>> Begin SUPPLIED MATERIAL

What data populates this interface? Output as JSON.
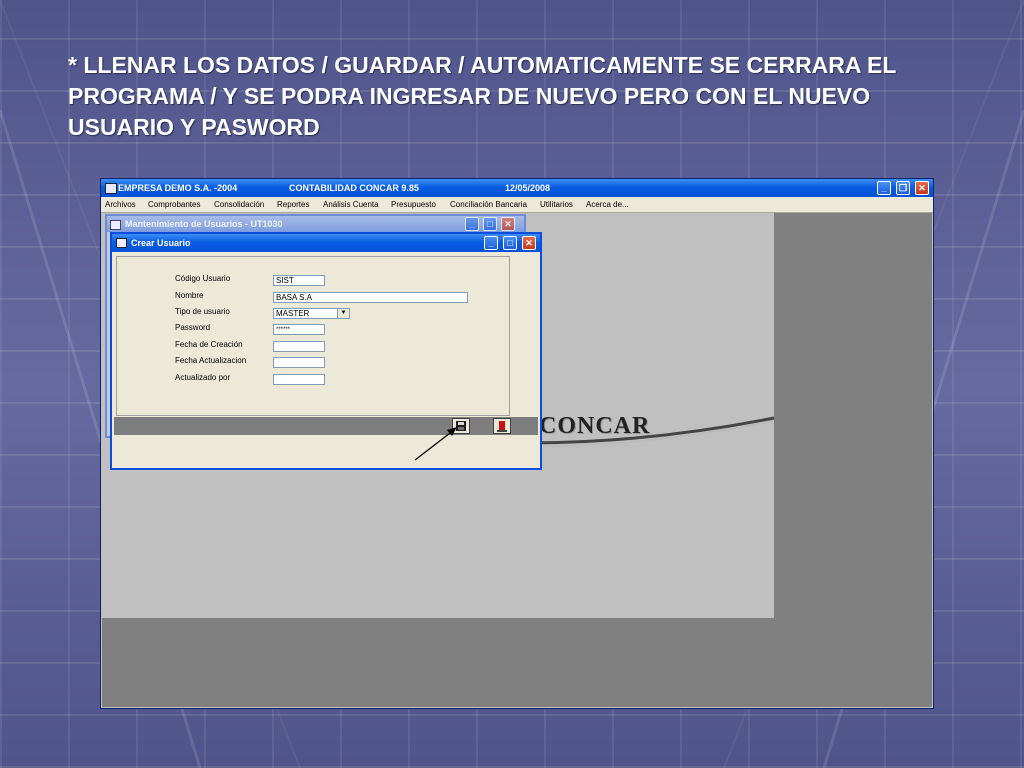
{
  "slide": {
    "title": "* LLENAR LOS DATOS / GUARDAR / AUTOMATICAMENTE SE CERRARA EL PROGRAMA / Y SE PODRA INGRESAR DE NUEVO PERO CON EL NUEVO USUARIO Y PASWORD"
  },
  "app": {
    "company": "EMPRESA DEMO S.A. -2004",
    "module": "CONTABILIDAD CONCAR 9.85",
    "date": "12/05/2008",
    "logo_text": "CONCAR",
    "menu": [
      "Archivos",
      "Comprobantes",
      "Consolidación",
      "Reportes",
      "Análisis Cuenta",
      "Presupuesto",
      "Conciliación Bancaria",
      "Utilitarios",
      "Acerca de..."
    ]
  },
  "back_dialog": {
    "title": "Mantenimiento de Usuarios - UT1030"
  },
  "dialog": {
    "title": "Crear Usuario",
    "fields": [
      {
        "label": "Código Usuario",
        "value": "SIST"
      },
      {
        "label": "Nombre",
        "value": "BASA S.A"
      },
      {
        "label": "Tipo de usuario",
        "value": "MASTER"
      },
      {
        "label": "Password",
        "value": "******"
      },
      {
        "label": "Fecha de Creación",
        "value": ""
      },
      {
        "label": "Fecha Actualizacion",
        "value": ""
      },
      {
        "label": "Actualizado por",
        "value": ""
      }
    ]
  },
  "icons": {
    "save": "floppy-disk-icon",
    "exit": "exit-door-icon",
    "window_minimize": "minimize-icon",
    "window_maximize": "maximize-icon",
    "window_close": "close-icon"
  },
  "colors": {
    "slide_background": "#5a5f94",
    "titlebar_blue": "#0a5ee0",
    "close_red": "#c43a1c"
  }
}
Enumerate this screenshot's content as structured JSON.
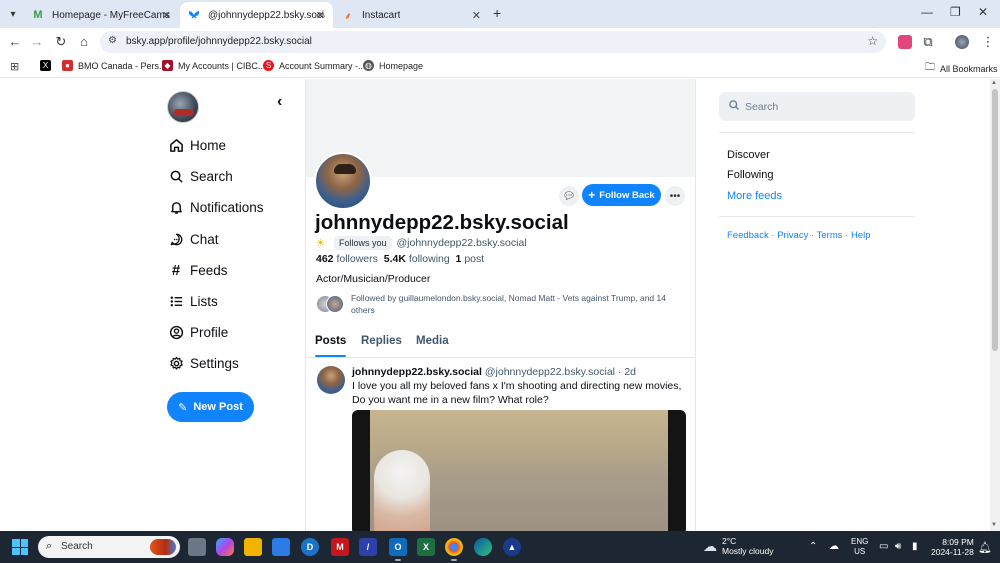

>> End SUPPLIED MATERIAL

DIRECTIONS: Copy every entry exactly as written. Pictures are excluded.

ANSWER BELOW:
What data populates this interface? Output as JSON.
{
  "slide": {
    "title": "* LLENAR LOS DATOS / GUARDAR / AUTOMATICAMENTE SE CERRARA EL PROGRAMA / Y SE PODRA INGRESAR DE NUEVO PERO CON EL NUEVO USUARIO Y PASWORD"
  },
  "app": {
    "company": "EMPRESA DEMO S.A. -2004",
    "module": "CONTABILIDAD CONCAR 9.85",
    "date": "12/05/2008",
    "logo_text": "CONCAR",
    "menu": [
      "Archivos",
      "Comprobantes",
      "Consolidación",
      "Reportes",
      "Análisis Cuenta",
      "Presupuesto",
      "Conciliación Bancaria",
      "Utilitarios",
      "Acerca de..."
    ]
  },
  "back_dialog": {
    "title": "Mantenimiento de Usuarios - UT1030"
  },
  "dialog": {
    "title": "Crear Usuario",
    "fields": [
      {
        "label": "Código Usuario",
        "value": "SIST"
      },
      {
        "label": "Nombre",
        "value": "BASA S.A"
      },
      {
        "label": "Tipo de usuario",
        "value": "MASTER"
      },
      {
        "label": "Password",
        "value": "******"
      },
      {
        "label": "Fecha de Creación",
        "value": ""
      },
      {
        "label": "Fecha Actualizacion",
        "value": ""
      },
      {
        "label": "Actualizado por",
        "value": ""
      }
    ]
  },
  "icons": {
    "save": "floppy-disk-icon",
    "exit": "exit-door-icon",
    "window_minimize": "minimize-icon",
    "window_maximize": "maximize-icon",
    "window_close": "close-icon"
  },
  "colors": {
    "slide_background": "#5a5f94",
    "titlebar_blue": "#0a5ee0",
    "close_red": "#c43a1c"
  }
}
Enumerate this screenshot's content as structured JSON.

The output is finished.